» **Task prompt**
Copy out all of the material exactly.

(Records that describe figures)

# # # #

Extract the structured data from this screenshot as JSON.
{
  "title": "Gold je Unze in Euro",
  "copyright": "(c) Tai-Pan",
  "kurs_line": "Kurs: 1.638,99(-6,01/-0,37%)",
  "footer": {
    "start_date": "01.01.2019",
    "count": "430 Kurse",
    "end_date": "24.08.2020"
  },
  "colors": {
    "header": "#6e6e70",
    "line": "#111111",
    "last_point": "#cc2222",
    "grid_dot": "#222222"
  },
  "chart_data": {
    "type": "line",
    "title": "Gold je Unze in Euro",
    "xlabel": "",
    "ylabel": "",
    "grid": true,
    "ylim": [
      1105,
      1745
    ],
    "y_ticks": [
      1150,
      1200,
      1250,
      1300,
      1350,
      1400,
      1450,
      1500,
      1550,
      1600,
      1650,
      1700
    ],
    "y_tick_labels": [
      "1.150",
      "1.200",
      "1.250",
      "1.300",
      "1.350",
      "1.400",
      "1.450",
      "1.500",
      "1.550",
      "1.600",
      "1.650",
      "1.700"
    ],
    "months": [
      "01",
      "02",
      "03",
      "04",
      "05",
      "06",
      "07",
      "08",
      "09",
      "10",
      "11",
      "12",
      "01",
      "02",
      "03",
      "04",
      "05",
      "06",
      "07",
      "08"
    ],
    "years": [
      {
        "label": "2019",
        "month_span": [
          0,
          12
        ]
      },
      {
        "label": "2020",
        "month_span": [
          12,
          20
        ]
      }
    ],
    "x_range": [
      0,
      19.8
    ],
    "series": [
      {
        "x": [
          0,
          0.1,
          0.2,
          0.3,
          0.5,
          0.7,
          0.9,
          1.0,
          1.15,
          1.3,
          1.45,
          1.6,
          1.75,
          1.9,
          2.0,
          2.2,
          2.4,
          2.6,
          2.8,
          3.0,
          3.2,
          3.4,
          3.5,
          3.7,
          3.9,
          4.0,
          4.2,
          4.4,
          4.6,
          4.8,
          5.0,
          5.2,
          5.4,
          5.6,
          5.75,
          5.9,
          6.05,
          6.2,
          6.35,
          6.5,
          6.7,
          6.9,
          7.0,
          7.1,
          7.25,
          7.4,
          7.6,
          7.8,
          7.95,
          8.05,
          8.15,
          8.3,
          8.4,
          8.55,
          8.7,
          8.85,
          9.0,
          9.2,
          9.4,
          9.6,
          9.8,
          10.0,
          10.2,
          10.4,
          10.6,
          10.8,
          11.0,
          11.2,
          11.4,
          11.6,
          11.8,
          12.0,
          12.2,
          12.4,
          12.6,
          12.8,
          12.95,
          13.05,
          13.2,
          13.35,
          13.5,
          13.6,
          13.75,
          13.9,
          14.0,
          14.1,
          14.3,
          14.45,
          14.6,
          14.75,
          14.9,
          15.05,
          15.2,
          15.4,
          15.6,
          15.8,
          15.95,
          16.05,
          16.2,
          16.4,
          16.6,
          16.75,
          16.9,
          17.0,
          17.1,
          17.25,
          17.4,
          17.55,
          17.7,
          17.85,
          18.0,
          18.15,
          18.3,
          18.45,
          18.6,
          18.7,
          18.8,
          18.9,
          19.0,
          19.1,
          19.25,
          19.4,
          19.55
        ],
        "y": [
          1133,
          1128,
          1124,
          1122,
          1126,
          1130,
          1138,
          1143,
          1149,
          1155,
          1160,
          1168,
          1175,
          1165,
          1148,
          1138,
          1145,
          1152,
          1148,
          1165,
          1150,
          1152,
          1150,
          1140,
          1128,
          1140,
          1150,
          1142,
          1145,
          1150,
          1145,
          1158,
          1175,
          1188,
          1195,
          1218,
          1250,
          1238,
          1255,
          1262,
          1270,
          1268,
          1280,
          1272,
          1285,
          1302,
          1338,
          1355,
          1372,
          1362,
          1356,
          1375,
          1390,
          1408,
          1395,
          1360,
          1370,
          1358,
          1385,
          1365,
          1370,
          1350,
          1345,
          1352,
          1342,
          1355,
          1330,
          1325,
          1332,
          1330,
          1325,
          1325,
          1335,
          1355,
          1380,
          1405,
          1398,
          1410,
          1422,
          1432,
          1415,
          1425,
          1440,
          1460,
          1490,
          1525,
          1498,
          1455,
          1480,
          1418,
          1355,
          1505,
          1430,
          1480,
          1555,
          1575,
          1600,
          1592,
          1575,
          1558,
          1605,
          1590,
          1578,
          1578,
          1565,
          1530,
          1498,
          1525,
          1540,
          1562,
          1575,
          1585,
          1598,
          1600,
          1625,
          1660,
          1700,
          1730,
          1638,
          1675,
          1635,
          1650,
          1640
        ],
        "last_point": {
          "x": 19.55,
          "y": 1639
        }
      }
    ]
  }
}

# # # #

» **Problem solution**
Extract the structured data from this screenshot as JSON.
{
  "title": "Gold je Unze in Euro",
  "copyright": "(c) Tai-Pan",
  "kurs_line": "Kurs: 1.638,99(-6,01/-0,37%)",
  "footer": {
    "start_date": "01.01.2019",
    "count": "430 Kurse",
    "end_date": "24.08.2020"
  },
  "colors": {
    "header": "#6e6e70",
    "line": "#111111",
    "last_point": "#cc2222",
    "grid_dot": "#222222"
  },
  "chart_data": {
    "type": "line",
    "title": "Gold je Unze in Euro",
    "xlabel": "",
    "ylabel": "",
    "grid": true,
    "ylim": [
      1105,
      1745
    ],
    "y_ticks": [
      1150,
      1200,
      1250,
      1300,
      1350,
      1400,
      1450,
      1500,
      1550,
      1600,
      1650,
      1700
    ],
    "y_tick_labels": [
      "1.150",
      "1.200",
      "1.250",
      "1.300",
      "1.350",
      "1.400",
      "1.450",
      "1.500",
      "1.550",
      "1.600",
      "1.650",
      "1.700"
    ],
    "months": [
      "01",
      "02",
      "03",
      "04",
      "05",
      "06",
      "07",
      "08",
      "09",
      "10",
      "11",
      "12",
      "01",
      "02",
      "03",
      "04",
      "05",
      "06",
      "07",
      "08"
    ],
    "years": [
      {
        "label": "2019",
        "month_span": [
          0,
          12
        ]
      },
      {
        "label": "2020",
        "month_span": [
          12,
          20
        ]
      }
    ],
    "x_range": [
      0,
      19.8
    ],
    "series": [
      {
        "x": [
          0,
          0.1,
          0.2,
          0.3,
          0.5,
          0.7,
          0.9,
          1.0,
          1.15,
          1.3,
          1.45,
          1.6,
          1.75,
          1.9,
          2.0,
          2.2,
          2.4,
          2.6,
          2.8,
          3.0,
          3.2,
          3.4,
          3.5,
          3.7,
          3.9,
          4.0,
          4.2,
          4.4,
          4.6,
          4.8,
          5.0,
          5.2,
          5.4,
          5.6,
          5.75,
          5.9,
          6.05,
          6.2,
          6.35,
          6.5,
          6.7,
          6.9,
          7.0,
          7.1,
          7.25,
          7.4,
          7.6,
          7.8,
          7.95,
          8.05,
          8.15,
          8.3,
          8.4,
          8.55,
          8.7,
          8.85,
          9.0,
          9.2,
          9.4,
          9.6,
          9.8,
          10.0,
          10.2,
          10.4,
          10.6,
          10.8,
          11.0,
          11.2,
          11.4,
          11.6,
          11.8,
          12.0,
          12.2,
          12.4,
          12.6,
          12.8,
          12.95,
          13.05,
          13.2,
          13.35,
          13.5,
          13.6,
          13.75,
          13.9,
          14.0,
          14.1,
          14.3,
          14.45,
          14.6,
          14.75,
          14.9,
          15.05,
          15.2,
          15.4,
          15.6,
          15.8,
          15.95,
          16.05,
          16.2,
          16.4,
          16.6,
          16.75,
          16.9,
          17.0,
          17.1,
          17.25,
          17.4,
          17.55,
          17.7,
          17.85,
          18.0,
          18.15,
          18.3,
          18.45,
          18.6,
          18.7,
          18.8,
          18.9,
          19.0,
          19.1,
          19.25,
          19.4,
          19.55
        ],
        "y": [
          1133,
          1128,
          1124,
          1122,
          1126,
          1130,
          1138,
          1143,
          1149,
          1155,
          1160,
          1168,
          1175,
          1165,
          1148,
          1138,
          1145,
          1152,
          1148,
          1165,
          1150,
          1152,
          1150,
          1140,
          1128,
          1140,
          1150,
          1142,
          1145,
          1150,
          1145,
          1158,
          1175,
          1188,
          1195,
          1218,
          1250,
          1238,
          1255,
          1262,
          1270,
          1268,
          1280,
          1272,
          1285,
          1302,
          1338,
          1355,
          1372,
          1362,
          1356,
          1375,
          1390,
          1408,
          1395,
          1360,
          1370,
          1358,
          1385,
          1365,
          1370,
          1350,
          1345,
          1352,
          1342,
          1355,
          1330,
          1325,
          1332,
          1330,
          1325,
          1325,
          1335,
          1355,
          1380,
          1405,
          1398,
          1410,
          1422,
          1432,
          1415,
          1425,
          1440,
          1460,
          1490,
          1525,
          1498,
          1455,
          1480,
          1418,
          1355,
          1505,
          1430,
          1480,
          1555,
          1575,
          1600,
          1592,
          1575,
          1558,
          1605,
          1590,
          1578,
          1578,
          1565,
          1530,
          1498,
          1525,
          1540,
          1562,
          1575,
          1585,
          1598,
          1600,
          1625,
          1660,
          1700,
          1730,
          1638,
          1675,
          1635,
          1650,
          1640
        ],
        "last_point": {
          "x": 19.55,
          "y": 1639
        }
      }
    ]
  }
}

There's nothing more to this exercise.